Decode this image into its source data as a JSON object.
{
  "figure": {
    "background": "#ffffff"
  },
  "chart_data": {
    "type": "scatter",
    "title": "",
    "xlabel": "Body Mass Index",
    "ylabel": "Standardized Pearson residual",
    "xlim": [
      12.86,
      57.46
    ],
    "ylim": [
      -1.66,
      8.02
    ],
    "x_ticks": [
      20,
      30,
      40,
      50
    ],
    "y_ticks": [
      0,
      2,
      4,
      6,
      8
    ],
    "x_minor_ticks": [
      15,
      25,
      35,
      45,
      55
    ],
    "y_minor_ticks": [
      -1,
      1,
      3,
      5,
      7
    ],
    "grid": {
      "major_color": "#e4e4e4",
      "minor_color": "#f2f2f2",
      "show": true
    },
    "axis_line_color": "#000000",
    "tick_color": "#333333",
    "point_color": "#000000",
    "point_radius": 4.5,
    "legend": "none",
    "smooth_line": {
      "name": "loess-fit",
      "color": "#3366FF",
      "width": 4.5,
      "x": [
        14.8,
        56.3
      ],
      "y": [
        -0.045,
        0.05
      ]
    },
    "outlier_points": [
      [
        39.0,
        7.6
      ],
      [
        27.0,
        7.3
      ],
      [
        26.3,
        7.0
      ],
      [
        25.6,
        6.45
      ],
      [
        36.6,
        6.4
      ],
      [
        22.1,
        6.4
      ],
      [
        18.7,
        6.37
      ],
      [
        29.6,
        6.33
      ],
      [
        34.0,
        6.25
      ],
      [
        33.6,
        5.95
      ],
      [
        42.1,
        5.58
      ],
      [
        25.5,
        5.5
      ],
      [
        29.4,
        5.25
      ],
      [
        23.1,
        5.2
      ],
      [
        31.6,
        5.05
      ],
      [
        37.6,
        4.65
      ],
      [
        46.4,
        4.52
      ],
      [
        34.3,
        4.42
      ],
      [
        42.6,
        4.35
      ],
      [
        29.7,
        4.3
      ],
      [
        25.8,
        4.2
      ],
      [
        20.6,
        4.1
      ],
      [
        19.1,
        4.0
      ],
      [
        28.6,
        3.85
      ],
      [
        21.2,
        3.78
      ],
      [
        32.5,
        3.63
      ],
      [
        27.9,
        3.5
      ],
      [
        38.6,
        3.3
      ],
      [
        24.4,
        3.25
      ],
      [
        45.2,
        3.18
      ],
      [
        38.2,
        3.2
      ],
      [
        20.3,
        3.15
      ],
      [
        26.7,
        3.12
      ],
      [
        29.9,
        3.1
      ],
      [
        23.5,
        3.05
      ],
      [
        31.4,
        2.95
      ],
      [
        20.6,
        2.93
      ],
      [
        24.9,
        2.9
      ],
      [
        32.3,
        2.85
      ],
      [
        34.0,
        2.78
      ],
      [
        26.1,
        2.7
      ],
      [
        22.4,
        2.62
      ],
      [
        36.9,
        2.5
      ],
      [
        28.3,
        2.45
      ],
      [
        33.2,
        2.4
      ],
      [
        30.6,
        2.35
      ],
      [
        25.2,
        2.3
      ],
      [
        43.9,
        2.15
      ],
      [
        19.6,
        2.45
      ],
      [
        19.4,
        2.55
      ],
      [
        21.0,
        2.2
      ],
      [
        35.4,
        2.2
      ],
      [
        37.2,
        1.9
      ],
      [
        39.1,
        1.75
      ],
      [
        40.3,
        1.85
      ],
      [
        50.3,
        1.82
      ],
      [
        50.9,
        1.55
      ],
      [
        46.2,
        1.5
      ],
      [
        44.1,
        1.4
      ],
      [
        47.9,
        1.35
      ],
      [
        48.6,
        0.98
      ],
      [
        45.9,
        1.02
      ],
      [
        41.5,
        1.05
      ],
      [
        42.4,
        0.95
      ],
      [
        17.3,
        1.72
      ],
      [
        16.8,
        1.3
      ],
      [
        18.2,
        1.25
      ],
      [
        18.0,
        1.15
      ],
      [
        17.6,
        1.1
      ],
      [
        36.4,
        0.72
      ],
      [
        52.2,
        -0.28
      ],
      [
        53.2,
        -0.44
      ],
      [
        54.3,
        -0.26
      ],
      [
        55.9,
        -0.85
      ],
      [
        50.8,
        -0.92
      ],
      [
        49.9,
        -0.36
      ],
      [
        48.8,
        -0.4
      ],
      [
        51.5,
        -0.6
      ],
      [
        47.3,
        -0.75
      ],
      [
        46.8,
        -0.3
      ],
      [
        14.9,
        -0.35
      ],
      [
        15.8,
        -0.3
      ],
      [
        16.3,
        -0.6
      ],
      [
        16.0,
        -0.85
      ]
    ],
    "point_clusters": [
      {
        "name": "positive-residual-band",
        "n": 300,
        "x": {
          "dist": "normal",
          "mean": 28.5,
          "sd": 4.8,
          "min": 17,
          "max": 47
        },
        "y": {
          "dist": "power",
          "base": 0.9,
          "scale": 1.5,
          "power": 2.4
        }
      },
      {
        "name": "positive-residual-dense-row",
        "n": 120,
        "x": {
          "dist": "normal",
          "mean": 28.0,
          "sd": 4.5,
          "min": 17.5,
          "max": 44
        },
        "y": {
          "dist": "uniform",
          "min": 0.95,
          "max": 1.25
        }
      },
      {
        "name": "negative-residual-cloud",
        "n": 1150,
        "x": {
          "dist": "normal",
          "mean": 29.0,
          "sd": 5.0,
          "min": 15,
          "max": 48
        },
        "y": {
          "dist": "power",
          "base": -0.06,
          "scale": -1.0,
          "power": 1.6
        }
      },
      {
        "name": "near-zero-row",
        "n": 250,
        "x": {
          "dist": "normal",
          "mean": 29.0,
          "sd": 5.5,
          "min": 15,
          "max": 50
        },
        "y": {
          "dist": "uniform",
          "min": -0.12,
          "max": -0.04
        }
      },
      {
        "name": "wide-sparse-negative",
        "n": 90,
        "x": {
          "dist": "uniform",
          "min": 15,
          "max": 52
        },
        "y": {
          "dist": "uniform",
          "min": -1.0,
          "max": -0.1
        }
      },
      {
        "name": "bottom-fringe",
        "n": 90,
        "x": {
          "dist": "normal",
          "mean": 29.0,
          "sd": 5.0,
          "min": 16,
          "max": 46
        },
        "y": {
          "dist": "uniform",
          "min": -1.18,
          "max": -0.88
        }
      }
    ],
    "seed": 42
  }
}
• • • • • • •
_Given exercise_. Whenever "positive" turns up in a line, pick that line out.

_Output of the exercise_.
        "name": "positive-residual-band",
        "name": "positive-residual-dense-row",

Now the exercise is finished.